GIVEN EXERCISE: Set down exactly the lines from the one containing "Extract the structured" through the end of the records below, both included, and nothing else.

ENTRIES SUPPLIED:

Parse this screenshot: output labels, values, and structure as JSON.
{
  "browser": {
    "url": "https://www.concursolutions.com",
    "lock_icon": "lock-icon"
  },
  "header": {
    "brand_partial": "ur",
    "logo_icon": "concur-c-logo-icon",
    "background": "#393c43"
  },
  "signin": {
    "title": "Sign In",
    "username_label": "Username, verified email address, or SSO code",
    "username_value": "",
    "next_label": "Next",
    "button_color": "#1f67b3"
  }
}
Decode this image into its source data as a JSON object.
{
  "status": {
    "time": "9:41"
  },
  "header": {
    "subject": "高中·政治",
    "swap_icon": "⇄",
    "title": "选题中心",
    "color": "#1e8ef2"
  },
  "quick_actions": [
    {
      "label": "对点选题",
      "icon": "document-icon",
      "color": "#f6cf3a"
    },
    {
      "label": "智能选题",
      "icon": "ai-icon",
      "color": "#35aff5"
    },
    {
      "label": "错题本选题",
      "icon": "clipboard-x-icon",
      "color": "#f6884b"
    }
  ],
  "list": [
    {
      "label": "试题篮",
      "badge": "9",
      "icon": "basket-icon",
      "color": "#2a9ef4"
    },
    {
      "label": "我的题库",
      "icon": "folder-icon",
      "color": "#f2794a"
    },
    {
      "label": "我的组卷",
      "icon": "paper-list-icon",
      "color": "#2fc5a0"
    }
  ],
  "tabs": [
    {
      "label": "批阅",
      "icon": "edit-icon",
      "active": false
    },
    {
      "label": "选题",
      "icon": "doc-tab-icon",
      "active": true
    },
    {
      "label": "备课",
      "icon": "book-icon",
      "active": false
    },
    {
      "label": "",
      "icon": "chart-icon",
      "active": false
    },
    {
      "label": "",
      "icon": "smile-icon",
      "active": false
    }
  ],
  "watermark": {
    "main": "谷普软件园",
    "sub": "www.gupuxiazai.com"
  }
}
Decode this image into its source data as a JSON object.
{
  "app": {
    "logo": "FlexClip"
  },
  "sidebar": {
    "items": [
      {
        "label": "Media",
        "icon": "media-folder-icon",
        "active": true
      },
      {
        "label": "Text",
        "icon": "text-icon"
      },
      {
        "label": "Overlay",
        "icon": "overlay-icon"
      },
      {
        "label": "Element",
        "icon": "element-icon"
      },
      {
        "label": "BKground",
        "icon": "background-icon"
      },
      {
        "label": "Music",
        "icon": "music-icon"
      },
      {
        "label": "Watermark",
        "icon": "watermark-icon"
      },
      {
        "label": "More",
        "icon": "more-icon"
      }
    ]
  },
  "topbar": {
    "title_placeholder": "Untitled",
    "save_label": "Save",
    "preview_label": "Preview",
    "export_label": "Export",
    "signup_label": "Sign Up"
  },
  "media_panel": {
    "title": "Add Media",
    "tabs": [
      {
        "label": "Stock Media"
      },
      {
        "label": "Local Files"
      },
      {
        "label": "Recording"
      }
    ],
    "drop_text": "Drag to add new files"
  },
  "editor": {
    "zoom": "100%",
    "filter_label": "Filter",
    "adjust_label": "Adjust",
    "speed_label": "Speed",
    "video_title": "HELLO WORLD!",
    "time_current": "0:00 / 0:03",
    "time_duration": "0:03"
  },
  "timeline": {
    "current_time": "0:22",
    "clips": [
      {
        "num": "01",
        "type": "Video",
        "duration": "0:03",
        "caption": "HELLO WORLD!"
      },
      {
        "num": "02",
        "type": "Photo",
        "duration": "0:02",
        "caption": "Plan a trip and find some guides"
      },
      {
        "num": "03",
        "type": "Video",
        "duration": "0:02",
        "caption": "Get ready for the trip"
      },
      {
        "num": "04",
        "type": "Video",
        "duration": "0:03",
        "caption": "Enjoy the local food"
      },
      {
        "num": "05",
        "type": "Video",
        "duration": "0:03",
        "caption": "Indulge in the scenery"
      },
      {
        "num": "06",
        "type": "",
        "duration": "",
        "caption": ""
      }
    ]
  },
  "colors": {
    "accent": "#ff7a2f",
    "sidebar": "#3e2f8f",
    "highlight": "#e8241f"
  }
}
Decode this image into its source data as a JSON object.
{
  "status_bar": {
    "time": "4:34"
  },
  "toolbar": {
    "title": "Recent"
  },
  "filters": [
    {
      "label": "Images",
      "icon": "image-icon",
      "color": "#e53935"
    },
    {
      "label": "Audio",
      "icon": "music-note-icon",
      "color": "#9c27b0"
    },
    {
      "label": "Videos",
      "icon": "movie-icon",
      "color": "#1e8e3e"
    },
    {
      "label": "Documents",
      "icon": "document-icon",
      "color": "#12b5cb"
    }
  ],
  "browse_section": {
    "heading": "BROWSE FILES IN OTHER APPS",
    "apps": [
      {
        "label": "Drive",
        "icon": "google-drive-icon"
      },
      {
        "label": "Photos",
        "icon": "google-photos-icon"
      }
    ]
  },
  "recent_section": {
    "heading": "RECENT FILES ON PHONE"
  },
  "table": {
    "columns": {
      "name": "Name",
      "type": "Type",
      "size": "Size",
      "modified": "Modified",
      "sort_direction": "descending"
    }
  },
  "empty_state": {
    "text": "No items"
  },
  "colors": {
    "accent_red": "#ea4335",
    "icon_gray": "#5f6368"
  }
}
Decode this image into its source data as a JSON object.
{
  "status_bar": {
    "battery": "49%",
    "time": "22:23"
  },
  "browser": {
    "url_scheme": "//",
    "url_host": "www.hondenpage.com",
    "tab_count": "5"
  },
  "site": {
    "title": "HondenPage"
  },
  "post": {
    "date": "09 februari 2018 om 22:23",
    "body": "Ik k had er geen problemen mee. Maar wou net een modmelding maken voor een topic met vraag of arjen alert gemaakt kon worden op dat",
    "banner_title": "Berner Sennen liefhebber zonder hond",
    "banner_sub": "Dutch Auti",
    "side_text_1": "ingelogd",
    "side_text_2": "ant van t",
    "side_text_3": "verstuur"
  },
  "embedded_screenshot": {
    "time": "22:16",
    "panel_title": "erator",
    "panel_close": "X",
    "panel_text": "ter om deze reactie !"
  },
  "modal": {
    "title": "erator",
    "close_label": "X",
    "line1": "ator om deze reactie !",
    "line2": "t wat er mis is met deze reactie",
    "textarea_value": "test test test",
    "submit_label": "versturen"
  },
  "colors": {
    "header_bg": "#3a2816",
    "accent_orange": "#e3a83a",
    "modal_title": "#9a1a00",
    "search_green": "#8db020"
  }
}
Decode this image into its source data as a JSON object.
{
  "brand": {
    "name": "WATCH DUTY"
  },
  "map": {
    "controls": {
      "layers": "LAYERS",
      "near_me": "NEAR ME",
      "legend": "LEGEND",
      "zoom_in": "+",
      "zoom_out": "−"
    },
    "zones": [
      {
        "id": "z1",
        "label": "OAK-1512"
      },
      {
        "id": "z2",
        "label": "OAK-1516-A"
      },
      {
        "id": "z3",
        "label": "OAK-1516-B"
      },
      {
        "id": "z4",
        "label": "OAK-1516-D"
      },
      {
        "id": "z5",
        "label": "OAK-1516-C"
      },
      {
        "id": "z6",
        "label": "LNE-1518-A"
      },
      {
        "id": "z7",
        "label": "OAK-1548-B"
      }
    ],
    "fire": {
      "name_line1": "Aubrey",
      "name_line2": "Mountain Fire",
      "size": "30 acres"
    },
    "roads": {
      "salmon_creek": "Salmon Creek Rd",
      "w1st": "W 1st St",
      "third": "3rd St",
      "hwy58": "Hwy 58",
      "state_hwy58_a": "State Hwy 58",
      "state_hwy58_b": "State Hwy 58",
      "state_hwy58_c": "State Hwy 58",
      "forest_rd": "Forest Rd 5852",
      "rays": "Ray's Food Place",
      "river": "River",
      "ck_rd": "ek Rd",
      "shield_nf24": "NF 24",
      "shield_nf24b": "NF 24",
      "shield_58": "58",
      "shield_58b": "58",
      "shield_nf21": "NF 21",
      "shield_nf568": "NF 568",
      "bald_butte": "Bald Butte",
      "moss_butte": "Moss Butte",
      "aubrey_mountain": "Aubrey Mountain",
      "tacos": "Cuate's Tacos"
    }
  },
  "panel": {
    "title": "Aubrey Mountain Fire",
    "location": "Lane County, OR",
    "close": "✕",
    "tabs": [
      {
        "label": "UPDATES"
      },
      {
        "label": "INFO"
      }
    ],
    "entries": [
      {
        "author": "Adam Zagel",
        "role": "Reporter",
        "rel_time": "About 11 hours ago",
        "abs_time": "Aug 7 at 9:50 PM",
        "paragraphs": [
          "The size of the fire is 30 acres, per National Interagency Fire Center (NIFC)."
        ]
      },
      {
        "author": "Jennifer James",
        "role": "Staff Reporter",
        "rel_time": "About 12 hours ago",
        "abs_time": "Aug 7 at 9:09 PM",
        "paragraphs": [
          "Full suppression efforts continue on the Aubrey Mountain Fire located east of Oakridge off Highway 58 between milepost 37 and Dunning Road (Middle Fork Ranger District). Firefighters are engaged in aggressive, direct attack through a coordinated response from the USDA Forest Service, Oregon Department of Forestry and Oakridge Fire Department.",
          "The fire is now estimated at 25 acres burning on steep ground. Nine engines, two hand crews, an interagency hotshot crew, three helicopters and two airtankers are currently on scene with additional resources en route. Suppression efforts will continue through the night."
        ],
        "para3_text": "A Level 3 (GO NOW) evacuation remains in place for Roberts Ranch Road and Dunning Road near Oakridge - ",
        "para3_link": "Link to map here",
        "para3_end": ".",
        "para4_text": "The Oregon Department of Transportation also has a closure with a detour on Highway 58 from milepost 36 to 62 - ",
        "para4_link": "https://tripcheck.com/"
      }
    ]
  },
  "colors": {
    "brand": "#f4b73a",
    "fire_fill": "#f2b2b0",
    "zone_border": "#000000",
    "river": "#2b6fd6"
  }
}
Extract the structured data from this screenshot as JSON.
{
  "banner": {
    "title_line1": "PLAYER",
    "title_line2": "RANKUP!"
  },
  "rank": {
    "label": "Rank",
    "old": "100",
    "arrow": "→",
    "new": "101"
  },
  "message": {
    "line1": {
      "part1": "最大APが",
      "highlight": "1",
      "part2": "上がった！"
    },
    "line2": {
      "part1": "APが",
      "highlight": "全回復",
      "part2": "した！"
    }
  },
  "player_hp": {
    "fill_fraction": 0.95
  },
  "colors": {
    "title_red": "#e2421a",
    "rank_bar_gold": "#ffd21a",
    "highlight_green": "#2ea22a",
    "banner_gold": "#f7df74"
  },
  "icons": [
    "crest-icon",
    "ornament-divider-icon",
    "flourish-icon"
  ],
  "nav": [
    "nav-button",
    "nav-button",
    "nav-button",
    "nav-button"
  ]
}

TASK ANSWER:
Extract the structured data from this screenshot as JSON.
{
  "banner": {
    "title_line1": "PLAYER",
    "title_line2": "RANKUP!"
  },
  "rank": {
    "label": "Rank",
    "old": "100",
    "arrow": "→",
    "new": "101"
  },
  "message": {
    "line1": {
      "part1": "最大APが",
      "highlight": "1",
      "part2": "上がった！"
    },
    "line2": {
      "part1": "APが",
      "highlight": "全回復",
      "part2": "した！"
    }
  },
  "player_hp": {
    "fill_fraction": 0.95
  },
  "colors": {
    "title_red": "#e2421a",
    "rank_bar_gold": "#ffd21a",
    "highlight_green": "#2ea22a",
    "banner_gold": "#f7df74"
  },
  "icons": [
    "crest-icon",
    "ornament-divider-icon",
    "flourish-icon"
  ],
  "nav": [
    "nav-button",
    "nav-button",
    "nav-button",
    "nav-button"
  ]
}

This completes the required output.